# TASK INPUTS:
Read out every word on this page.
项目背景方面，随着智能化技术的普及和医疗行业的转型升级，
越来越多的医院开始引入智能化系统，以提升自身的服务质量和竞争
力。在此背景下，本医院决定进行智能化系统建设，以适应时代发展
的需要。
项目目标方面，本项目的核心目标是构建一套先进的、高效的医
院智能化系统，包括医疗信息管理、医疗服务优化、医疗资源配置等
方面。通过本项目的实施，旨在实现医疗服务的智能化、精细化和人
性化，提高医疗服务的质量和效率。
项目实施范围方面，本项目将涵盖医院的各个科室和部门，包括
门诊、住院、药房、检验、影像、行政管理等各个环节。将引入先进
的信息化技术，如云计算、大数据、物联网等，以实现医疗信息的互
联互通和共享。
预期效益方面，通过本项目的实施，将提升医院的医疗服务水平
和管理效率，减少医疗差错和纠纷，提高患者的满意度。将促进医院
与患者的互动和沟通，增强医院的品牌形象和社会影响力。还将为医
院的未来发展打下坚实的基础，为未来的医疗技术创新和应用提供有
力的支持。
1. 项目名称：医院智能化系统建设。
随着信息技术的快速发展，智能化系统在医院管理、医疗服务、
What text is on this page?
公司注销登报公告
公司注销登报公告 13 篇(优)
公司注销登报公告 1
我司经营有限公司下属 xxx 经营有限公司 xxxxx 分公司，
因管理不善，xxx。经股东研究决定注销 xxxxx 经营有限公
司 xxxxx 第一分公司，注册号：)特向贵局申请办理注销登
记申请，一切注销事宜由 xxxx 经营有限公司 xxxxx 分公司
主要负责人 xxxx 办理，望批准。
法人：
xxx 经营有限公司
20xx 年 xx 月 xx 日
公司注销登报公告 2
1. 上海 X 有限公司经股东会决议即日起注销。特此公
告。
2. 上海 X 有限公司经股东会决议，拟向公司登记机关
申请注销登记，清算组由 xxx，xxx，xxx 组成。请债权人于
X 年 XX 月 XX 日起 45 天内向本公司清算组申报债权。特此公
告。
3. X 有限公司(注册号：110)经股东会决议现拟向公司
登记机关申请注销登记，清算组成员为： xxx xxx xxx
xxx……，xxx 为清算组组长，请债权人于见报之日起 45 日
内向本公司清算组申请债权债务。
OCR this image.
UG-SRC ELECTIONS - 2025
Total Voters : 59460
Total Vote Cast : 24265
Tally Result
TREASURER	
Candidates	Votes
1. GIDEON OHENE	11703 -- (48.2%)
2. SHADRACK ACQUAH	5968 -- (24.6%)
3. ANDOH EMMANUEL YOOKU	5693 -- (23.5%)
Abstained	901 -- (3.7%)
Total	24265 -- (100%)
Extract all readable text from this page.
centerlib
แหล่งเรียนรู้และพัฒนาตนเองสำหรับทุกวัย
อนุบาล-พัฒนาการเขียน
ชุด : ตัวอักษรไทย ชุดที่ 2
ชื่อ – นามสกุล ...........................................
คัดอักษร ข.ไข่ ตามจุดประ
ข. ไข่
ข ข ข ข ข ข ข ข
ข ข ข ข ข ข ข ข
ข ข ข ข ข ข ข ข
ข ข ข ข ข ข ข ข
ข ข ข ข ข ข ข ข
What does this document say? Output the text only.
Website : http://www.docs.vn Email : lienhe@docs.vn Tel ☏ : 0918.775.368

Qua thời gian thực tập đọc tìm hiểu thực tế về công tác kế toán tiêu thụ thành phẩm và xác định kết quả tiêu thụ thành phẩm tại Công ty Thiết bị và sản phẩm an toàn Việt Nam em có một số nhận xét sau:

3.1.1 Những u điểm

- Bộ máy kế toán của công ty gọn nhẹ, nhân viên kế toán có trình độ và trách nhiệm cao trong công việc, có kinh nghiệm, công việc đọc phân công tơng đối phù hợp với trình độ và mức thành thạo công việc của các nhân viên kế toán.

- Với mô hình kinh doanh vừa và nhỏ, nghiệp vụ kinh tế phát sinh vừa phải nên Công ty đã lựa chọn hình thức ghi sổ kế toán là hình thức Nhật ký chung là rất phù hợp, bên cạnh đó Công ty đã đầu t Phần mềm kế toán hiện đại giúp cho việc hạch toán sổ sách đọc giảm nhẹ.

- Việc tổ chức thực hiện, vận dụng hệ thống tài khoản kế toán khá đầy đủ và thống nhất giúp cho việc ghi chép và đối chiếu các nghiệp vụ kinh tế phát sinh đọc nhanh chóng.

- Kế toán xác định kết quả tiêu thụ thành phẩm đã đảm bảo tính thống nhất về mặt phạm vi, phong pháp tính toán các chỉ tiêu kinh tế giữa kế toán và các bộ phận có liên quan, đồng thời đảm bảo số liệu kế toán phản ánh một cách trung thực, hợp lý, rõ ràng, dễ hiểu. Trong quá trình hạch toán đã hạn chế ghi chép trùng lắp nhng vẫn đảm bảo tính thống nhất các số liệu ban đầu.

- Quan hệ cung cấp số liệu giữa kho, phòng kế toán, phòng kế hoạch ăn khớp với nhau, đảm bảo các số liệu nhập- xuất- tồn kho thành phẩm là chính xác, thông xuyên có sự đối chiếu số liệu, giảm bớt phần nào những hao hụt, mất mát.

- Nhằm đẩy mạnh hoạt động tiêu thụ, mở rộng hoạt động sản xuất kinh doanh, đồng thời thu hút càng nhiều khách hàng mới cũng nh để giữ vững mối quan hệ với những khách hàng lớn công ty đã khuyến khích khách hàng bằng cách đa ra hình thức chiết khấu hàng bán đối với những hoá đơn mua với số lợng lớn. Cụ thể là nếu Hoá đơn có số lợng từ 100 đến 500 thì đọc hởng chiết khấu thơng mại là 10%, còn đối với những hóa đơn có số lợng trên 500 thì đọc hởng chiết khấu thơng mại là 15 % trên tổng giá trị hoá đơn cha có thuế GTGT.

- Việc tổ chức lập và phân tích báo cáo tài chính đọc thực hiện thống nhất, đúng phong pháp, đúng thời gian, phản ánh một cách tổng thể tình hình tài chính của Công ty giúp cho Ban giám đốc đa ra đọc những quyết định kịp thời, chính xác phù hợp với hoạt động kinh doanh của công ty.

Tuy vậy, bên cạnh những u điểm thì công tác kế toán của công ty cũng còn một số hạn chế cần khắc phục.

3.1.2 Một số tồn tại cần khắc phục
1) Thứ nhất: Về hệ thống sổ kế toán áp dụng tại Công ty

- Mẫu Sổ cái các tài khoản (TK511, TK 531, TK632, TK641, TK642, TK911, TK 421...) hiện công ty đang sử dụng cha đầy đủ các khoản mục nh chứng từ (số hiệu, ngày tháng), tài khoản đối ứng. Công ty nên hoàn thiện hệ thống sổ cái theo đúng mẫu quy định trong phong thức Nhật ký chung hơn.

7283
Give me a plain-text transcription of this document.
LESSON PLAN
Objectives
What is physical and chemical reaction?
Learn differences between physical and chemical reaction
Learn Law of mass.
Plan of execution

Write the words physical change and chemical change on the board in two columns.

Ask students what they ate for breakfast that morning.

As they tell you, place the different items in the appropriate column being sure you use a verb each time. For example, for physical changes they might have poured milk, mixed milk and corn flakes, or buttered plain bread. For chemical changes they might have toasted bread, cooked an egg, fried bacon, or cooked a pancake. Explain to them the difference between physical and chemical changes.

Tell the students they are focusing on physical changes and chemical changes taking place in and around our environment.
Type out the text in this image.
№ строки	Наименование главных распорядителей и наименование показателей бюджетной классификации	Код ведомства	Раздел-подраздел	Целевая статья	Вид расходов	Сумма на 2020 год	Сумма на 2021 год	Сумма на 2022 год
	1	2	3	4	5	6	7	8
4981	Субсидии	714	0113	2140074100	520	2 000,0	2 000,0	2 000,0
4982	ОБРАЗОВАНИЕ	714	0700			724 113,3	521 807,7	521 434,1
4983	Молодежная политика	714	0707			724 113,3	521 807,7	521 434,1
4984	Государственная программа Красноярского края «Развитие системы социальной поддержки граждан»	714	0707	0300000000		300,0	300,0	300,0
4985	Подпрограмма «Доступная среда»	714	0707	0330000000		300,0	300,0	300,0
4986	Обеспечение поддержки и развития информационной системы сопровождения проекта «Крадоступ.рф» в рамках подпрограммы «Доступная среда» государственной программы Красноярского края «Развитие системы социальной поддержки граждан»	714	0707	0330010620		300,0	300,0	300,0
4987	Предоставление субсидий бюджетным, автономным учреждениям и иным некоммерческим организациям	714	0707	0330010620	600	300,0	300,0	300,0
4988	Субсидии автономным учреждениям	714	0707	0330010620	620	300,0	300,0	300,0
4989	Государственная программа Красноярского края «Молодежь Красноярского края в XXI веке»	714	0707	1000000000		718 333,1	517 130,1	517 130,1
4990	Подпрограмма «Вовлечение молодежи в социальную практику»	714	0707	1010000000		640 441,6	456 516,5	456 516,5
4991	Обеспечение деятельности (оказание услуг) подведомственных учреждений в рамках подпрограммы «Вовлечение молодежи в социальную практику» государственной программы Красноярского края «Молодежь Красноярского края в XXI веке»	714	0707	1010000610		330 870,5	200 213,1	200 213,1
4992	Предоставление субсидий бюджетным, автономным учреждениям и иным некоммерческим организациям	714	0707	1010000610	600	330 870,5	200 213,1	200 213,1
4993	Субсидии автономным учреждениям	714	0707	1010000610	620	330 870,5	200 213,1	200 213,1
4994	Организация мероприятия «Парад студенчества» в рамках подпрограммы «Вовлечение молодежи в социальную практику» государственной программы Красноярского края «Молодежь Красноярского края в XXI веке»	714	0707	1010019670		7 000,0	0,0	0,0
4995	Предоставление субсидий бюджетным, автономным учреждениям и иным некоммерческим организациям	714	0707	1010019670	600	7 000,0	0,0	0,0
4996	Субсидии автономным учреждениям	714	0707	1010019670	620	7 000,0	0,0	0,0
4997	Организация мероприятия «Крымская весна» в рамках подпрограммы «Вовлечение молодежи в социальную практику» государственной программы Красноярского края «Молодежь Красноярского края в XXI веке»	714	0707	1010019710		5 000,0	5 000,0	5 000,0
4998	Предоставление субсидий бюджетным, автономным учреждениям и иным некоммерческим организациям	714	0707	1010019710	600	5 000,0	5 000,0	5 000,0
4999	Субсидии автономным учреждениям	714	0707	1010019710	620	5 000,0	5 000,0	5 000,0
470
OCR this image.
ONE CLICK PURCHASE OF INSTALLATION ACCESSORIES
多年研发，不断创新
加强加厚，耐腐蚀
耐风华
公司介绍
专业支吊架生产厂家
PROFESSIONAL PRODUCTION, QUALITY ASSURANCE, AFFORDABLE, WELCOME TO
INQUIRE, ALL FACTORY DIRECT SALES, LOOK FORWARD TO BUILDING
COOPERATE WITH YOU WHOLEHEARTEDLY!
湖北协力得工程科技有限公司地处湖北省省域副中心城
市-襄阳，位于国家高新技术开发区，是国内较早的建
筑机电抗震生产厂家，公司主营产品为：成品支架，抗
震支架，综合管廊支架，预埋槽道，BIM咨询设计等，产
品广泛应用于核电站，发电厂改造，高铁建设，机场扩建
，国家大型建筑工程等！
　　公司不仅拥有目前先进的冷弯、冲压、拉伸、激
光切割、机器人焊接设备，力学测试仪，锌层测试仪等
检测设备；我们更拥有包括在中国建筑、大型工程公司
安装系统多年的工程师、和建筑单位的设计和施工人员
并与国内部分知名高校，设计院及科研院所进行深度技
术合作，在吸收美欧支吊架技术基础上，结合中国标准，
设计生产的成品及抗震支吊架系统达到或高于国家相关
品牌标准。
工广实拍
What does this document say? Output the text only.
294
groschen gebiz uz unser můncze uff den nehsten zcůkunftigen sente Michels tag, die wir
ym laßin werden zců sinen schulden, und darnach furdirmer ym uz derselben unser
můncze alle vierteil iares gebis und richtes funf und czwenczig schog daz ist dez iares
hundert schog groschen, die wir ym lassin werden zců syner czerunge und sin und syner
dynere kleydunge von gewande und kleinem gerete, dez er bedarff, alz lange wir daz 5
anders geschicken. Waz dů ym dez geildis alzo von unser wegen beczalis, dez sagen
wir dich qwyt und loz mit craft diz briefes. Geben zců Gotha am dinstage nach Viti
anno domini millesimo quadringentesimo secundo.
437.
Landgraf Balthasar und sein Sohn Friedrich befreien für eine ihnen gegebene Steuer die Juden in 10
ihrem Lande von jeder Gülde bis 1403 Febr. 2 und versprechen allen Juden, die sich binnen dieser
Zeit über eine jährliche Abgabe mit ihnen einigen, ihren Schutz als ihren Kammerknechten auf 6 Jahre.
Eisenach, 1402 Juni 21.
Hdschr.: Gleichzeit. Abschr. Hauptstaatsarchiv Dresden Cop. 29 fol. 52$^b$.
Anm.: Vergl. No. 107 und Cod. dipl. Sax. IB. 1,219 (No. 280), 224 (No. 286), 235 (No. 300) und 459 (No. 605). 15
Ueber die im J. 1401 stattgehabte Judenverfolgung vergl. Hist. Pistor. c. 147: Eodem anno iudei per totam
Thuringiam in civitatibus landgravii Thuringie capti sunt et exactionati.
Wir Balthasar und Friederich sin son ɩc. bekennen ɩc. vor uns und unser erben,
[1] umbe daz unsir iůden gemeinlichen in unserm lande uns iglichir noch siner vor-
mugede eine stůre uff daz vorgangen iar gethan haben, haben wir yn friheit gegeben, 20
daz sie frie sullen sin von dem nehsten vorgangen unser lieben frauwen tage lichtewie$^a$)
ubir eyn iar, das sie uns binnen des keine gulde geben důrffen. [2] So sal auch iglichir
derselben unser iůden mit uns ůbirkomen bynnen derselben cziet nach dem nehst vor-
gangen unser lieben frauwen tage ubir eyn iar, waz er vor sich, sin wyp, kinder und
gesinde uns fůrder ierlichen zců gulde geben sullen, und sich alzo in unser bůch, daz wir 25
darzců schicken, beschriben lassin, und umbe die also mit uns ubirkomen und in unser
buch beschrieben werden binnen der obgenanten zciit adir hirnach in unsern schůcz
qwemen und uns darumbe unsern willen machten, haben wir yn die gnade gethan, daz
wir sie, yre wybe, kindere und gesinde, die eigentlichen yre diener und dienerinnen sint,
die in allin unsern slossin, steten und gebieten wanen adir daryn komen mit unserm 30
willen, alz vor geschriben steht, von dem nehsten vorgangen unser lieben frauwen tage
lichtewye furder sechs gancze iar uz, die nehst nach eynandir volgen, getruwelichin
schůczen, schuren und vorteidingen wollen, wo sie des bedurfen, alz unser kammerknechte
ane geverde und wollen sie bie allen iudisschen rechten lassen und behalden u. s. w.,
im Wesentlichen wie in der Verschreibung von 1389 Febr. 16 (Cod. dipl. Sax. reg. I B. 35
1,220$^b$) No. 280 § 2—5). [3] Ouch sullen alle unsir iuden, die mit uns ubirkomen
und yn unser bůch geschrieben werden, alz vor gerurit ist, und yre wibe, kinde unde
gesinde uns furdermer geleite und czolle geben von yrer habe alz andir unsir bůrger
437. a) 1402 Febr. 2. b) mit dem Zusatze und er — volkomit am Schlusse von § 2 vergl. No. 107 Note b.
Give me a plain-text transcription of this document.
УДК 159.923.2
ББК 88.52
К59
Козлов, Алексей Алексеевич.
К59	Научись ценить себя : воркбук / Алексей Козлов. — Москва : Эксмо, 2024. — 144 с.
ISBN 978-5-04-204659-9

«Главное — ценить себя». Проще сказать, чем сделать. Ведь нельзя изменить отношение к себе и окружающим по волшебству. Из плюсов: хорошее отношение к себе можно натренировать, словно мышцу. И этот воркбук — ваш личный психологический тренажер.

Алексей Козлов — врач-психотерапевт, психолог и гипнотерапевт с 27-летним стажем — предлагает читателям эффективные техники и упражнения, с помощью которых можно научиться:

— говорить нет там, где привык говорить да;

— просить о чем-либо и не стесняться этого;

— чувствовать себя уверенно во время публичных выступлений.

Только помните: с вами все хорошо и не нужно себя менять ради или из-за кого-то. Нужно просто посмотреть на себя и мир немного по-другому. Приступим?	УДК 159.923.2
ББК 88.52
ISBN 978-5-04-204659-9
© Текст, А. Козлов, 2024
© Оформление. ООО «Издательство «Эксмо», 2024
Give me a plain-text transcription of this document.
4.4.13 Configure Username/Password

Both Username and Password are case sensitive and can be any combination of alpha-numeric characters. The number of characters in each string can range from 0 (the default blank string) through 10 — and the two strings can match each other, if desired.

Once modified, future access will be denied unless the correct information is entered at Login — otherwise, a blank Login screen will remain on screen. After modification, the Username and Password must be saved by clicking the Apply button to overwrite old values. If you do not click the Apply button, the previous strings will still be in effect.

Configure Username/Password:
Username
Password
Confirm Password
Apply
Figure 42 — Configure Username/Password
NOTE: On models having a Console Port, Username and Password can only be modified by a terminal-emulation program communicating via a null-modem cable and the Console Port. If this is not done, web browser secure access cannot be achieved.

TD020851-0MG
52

# SET EXERCISE:
Track down every line with the word "from" and copy it.

# OUTPUT OF THE TASK:
Extract all readable text from this page.
Both Username and Password are case sensitive and can be any combination of alpha-numeric characters. The number of characters in each string can range from 0 (the default blank string) through 10 — and the two strings can match each other, if desired.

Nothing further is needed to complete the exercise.